* DIRECTIONS FOR THIS TASK *
Transcribe every entry word for word. Skip the pictures.

* ENTRIES SHOWN *
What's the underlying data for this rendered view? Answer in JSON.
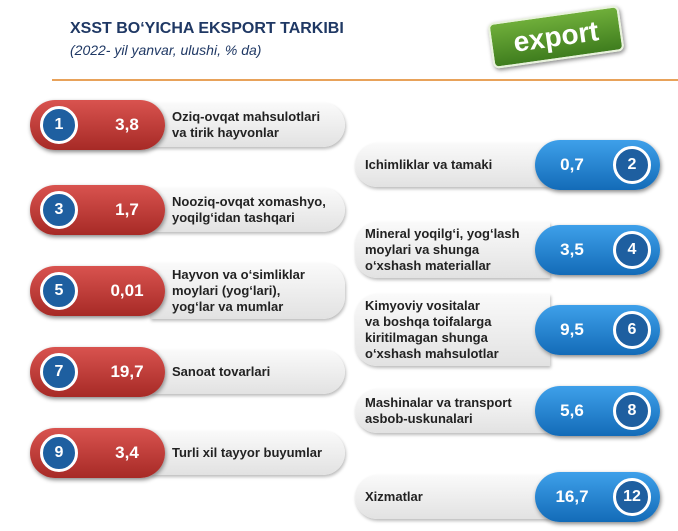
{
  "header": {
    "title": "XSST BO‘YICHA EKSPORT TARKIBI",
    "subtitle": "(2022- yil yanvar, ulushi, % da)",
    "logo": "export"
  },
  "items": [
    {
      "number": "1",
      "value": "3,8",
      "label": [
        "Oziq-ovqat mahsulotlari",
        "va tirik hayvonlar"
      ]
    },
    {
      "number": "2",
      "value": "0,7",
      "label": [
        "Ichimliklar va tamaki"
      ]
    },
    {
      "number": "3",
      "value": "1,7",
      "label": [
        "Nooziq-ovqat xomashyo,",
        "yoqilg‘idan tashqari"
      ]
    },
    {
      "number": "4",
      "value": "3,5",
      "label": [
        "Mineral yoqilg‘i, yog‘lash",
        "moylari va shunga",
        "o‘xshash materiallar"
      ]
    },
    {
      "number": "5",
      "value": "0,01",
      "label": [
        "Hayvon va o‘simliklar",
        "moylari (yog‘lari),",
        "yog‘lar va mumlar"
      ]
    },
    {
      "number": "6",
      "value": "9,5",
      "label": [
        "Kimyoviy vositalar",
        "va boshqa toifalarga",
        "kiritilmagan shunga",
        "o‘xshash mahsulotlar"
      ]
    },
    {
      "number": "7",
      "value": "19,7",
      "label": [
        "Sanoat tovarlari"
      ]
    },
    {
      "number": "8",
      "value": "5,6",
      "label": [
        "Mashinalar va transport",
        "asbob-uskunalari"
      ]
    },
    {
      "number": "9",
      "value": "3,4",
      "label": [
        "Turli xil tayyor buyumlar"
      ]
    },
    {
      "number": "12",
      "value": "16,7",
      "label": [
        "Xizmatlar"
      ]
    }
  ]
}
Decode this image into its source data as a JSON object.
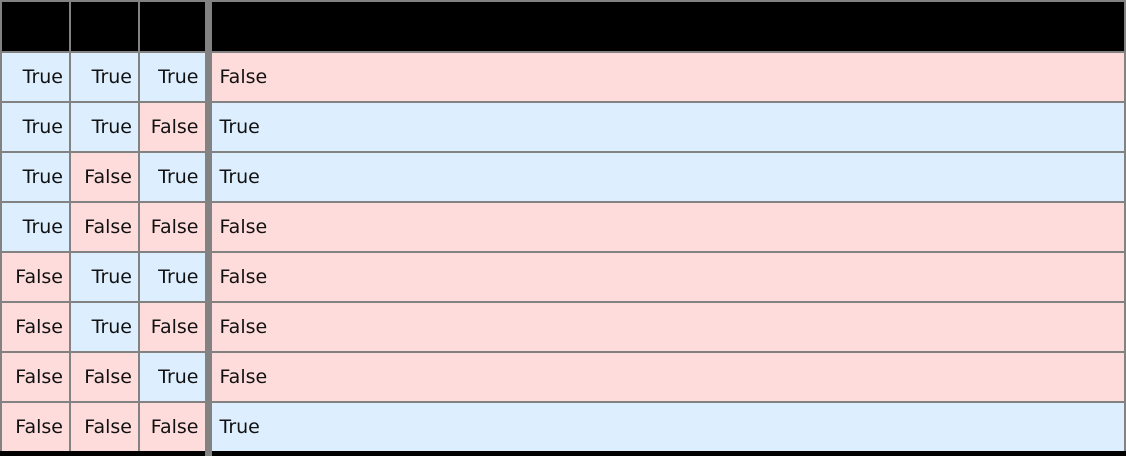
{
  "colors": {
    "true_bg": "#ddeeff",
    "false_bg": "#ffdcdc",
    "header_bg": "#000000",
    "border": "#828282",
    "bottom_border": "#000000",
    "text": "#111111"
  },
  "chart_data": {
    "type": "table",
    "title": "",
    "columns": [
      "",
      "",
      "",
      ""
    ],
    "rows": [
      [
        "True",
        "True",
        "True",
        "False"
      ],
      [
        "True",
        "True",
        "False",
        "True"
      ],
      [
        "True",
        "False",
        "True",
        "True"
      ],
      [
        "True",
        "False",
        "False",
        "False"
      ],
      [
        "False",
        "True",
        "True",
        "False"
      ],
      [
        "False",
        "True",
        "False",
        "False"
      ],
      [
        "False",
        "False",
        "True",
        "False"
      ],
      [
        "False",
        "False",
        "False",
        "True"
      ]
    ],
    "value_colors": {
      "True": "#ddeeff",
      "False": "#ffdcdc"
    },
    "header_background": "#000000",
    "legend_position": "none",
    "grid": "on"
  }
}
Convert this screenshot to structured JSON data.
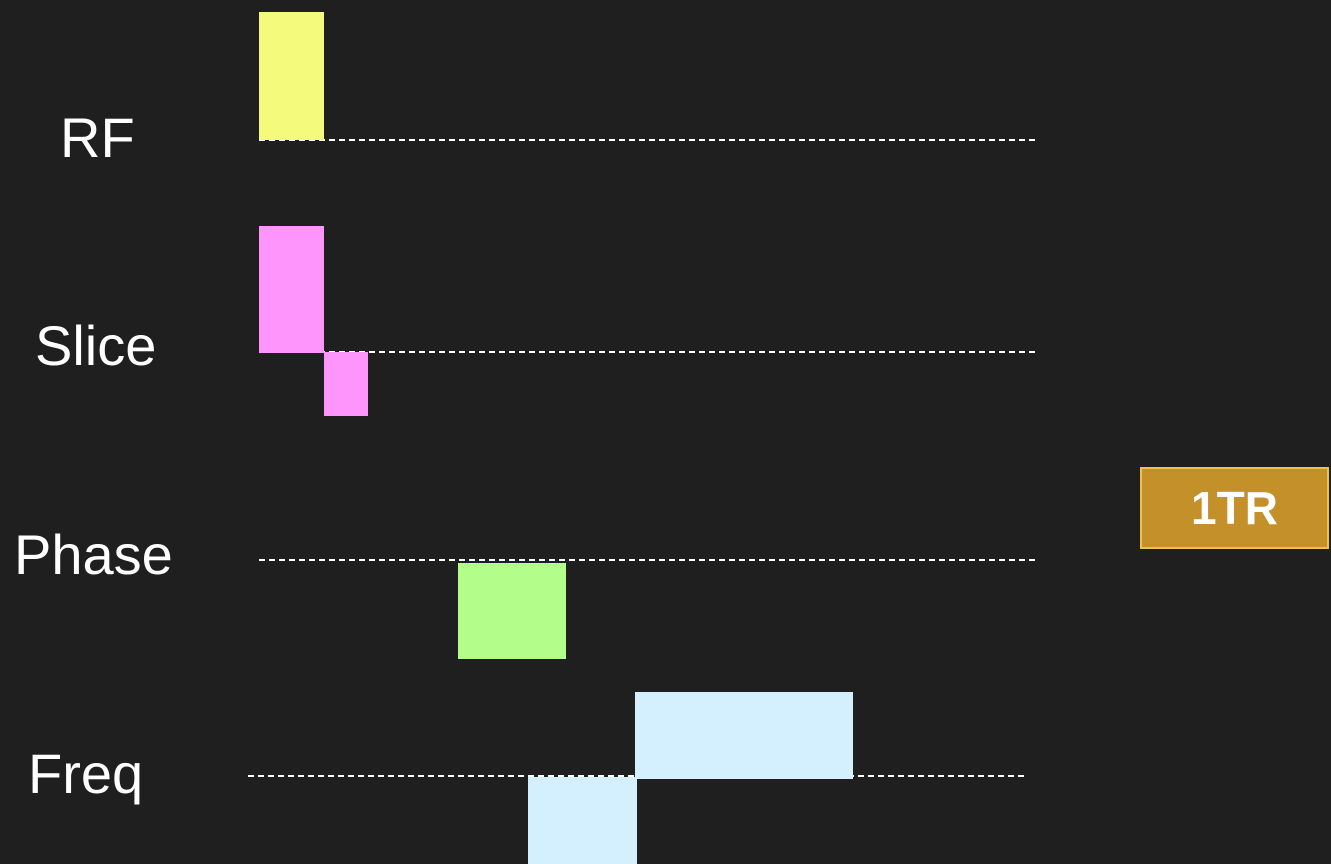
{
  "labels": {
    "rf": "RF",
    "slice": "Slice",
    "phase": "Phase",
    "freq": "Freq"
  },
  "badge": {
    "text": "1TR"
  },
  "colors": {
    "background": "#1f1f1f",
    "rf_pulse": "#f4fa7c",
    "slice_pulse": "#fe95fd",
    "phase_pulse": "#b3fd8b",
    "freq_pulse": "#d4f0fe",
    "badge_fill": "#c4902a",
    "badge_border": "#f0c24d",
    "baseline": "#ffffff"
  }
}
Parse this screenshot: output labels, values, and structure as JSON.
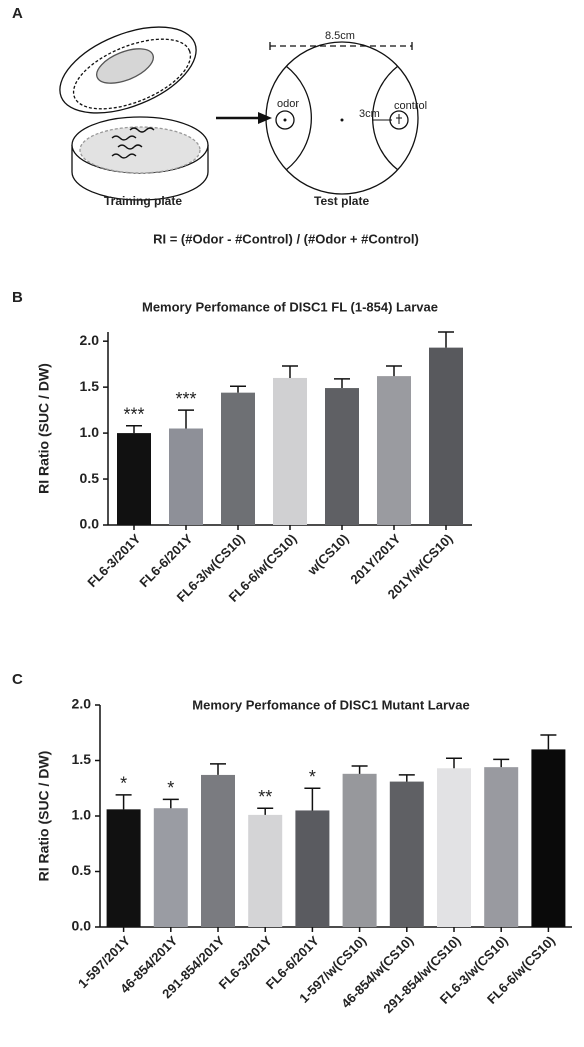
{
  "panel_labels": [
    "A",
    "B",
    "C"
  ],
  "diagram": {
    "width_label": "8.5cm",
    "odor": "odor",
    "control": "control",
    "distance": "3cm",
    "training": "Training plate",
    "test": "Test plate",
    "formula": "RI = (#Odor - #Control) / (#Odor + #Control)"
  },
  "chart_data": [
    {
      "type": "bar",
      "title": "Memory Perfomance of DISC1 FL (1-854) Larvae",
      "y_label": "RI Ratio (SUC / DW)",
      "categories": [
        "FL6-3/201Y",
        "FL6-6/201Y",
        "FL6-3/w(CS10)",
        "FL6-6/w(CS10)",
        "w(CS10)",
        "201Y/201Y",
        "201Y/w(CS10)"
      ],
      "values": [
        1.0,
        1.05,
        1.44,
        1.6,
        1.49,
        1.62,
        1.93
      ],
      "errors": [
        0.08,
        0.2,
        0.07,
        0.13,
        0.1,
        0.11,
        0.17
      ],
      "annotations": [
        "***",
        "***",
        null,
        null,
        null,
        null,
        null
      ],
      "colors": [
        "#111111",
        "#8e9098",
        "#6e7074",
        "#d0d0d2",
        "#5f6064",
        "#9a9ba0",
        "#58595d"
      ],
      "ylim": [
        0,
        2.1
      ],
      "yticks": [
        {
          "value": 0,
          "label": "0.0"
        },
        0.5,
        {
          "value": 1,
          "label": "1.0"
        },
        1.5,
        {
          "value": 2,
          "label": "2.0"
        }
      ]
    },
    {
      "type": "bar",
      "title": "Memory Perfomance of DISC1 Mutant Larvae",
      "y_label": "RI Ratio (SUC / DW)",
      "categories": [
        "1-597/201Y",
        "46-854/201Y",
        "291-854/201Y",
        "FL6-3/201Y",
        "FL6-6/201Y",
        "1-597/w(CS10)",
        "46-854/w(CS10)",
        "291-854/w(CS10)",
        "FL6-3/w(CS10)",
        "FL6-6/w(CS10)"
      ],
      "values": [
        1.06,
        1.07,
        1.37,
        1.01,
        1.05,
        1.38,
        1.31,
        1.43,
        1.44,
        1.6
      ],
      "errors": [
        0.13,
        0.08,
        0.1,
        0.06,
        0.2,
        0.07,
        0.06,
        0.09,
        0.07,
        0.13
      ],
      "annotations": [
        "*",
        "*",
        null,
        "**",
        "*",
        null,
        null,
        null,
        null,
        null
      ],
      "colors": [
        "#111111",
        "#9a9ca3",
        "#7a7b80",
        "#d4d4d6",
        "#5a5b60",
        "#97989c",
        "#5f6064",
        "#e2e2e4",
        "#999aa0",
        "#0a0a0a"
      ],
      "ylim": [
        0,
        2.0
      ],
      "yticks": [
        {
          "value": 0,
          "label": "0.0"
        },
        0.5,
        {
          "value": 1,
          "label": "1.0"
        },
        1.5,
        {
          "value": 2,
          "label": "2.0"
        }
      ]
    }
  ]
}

* RESPONSE TO THIS TASK *
What's the underlying data for this rendered view? Answer in JSON.
{
  "header": {
    "title": "XSST BO‘YICHA EKSPORT TARKIBI",
    "subtitle": "(2022- yil yanvar, ulushi, % da)",
    "logo": "export"
  },
  "items": [
    {
      "number": "1",
      "value": "3,8",
      "label": [
        "Oziq-ovqat mahsulotlari",
        "va tirik hayvonlar"
      ]
    },
    {
      "number": "2",
      "value": "0,7",
      "label": [
        "Ichimliklar va tamaki"
      ]
    },
    {
      "number": "3",
      "value": "1,7",
      "label": [
        "Nooziq-ovqat xomashyo,",
        "yoqilg‘idan tashqari"
      ]
    },
    {
      "number": "4",
      "value": "3,5",
      "label": [
        "Mineral yoqilg‘i, yog‘lash",
        "moylari va shunga",
        "o‘xshash materiallar"
      ]
    },
    {
      "number": "5",
      "value": "0,01",
      "label": [
        "Hayvon va o‘simliklar",
        "moylari (yog‘lari),",
        "yog‘lar va mumlar"
      ]
    },
    {
      "number": "6",
      "value": "9,5",
      "label": [
        "Kimyoviy vositalar",
        "va boshqa toifalarga",
        "kiritilmagan shunga",
        "o‘xshash mahsulotlar"
      ]
    },
    {
      "number": "7",
      "value": "19,7",
      "label": [
        "Sanoat tovarlari"
      ]
    },
    {
      "number": "8",
      "value": "5,6",
      "label": [
        "Mashinalar va transport",
        "asbob-uskunalari"
      ]
    },
    {
      "number": "9",
      "value": "3,4",
      "label": [
        "Turli xil tayyor buyumlar"
      ]
    },
    {
      "number": "12",
      "value": "16,7",
      "label": [
        "Xizmatlar"
      ]
    }
  ]
}
Decode this image into its source data as a JSON object.
{
  "colors": {
    "true_bg": "#ddeeff",
    "false_bg": "#ffdcdc",
    "header_bg": "#000000",
    "border": "#828282",
    "bottom_border": "#000000",
    "text": "#111111"
  },
  "chart_data": {
    "type": "table",
    "title": "",
    "columns": [
      "",
      "",
      "",
      ""
    ],
    "rows": [
      [
        "True",
        "True",
        "True",
        "False"
      ],
      [
        "True",
        "True",
        "False",
        "True"
      ],
      [
        "True",
        "False",
        "True",
        "True"
      ],
      [
        "True",
        "False",
        "False",
        "False"
      ],
      [
        "False",
        "True",
        "True",
        "False"
      ],
      [
        "False",
        "True",
        "False",
        "False"
      ],
      [
        "False",
        "False",
        "True",
        "False"
      ],
      [
        "False",
        "False",
        "False",
        "True"
      ]
    ],
    "value_colors": {
      "True": "#ddeeff",
      "False": "#ffdcdc"
    },
    "header_background": "#000000",
    "legend_position": "none",
    "grid": "on"
  }
}
Convert this screenshot to structured JSON data.
{
  "labels": {
    "rf": "RF",
    "slice": "Slice",
    "phase": "Phase",
    "freq": "Freq"
  },
  "badge": {
    "text": "1TR"
  },
  "colors": {
    "background": "#1f1f1f",
    "rf_pulse": "#f4fa7c",
    "slice_pulse": "#fe95fd",
    "phase_pulse": "#b3fd8b",
    "freq_pulse": "#d4f0fe",
    "badge_fill": "#c4902a",
    "badge_border": "#f0c24d",
    "baseline": "#ffffff"
  }
}
Parse this screenshot: output labels, values, and structure as JSON.
{
  "panel_labels": [
    "A",
    "B",
    "C"
  ],
  "diagram": {
    "width_label": "8.5cm",
    "odor": "odor",
    "control": "control",
    "distance": "3cm",
    "training": "Training plate",
    "test": "Test plate",
    "formula": "RI = (#Odor - #Control) / (#Odor + #Control)"
  },
  "chart_data": [
    {
      "type": "bar",
      "title": "Memory Perfomance of DISC1 FL (1-854) Larvae",
      "y_label": "RI Ratio (SUC / DW)",
      "categories": [
        "FL6-3/201Y",
        "FL6-6/201Y",
        "FL6-3/w(CS10)",
        "FL6-6/w(CS10)",
        "w(CS10)",
        "201Y/201Y",
        "201Y/w(CS10)"
      ],
      "values": [
        1.0,
        1.05,
        1.44,
        1.6,
        1.49,
        1.62,
        1.93
      ],
      "errors": [
        0.08,
        0.2,
        0.07,
        0.13,
        0.1,
        0.11,
        0.17
      ],
      "annotations": [
        "***",
        "***",
        null,
        null,
        null,
        null,
        null
      ],
      "colors": [
        "#111111",
        "#8e9098",
        "#6e7074",
        "#d0d0d2",
        "#5f6064",
        "#9a9ba0",
        "#58595d"
      ],
      "ylim": [
        0,
        2.1
      ],
      "yticks": [
        {
          "value": 0,
          "label": "0.0"
        },
        0.5,
        {
          "value": 1,
          "label": "1.0"
        },
        1.5,
        {
          "value": 2,
          "label": "2.0"
        }
      ]
    },
    {
      "type": "bar",
      "title": "Memory Perfomance of DISC1 Mutant Larvae",
      "y_label": "RI Ratio (SUC / DW)",
      "categories": [
        "1-597/201Y",
        "46-854/201Y",
        "291-854/201Y",
        "FL6-3/201Y",
        "FL6-6/201Y",
        "1-597/w(CS10)",
        "46-854/w(CS10)",
        "291-854/w(CS10)",
        "FL6-3/w(CS10)",
        "FL6-6/w(CS10)"
      ],
      "values": [
        1.06,
        1.07,
        1.37,
        1.01,
        1.05,
        1.38,
        1.31,
        1.43,
        1.44,
        1.6
      ],
      "errors": [
        0.13,
        0.08,
        0.1,
        0.06,
        0.2,
        0.07,
        0.06,
        0.09,
        0.07,
        0.13
      ],
      "annotations": [
        "*",
        "*",
        null,
        "**",
        "*",
        null,
        null,
        null,
        null,
        null
      ],
      "colors": [
        "#111111",
        "#9a9ca3",
        "#7a7b80",
        "#d4d4d6",
        "#5a5b60",
        "#97989c",
        "#5f6064",
        "#e2e2e4",
        "#999aa0",
        "#0a0a0a"
      ],
      "ylim": [
        0,
        2.0
      ],
      "yticks": [
        {
          "value": 0,
          "label": "0.0"
        },
        0.5,
        {
          "value": 1,
          "label": "1.0"
        },
        1.5,
        {
          "value": 2,
          "label": "2.0"
        }
      ]
    }
  ]
}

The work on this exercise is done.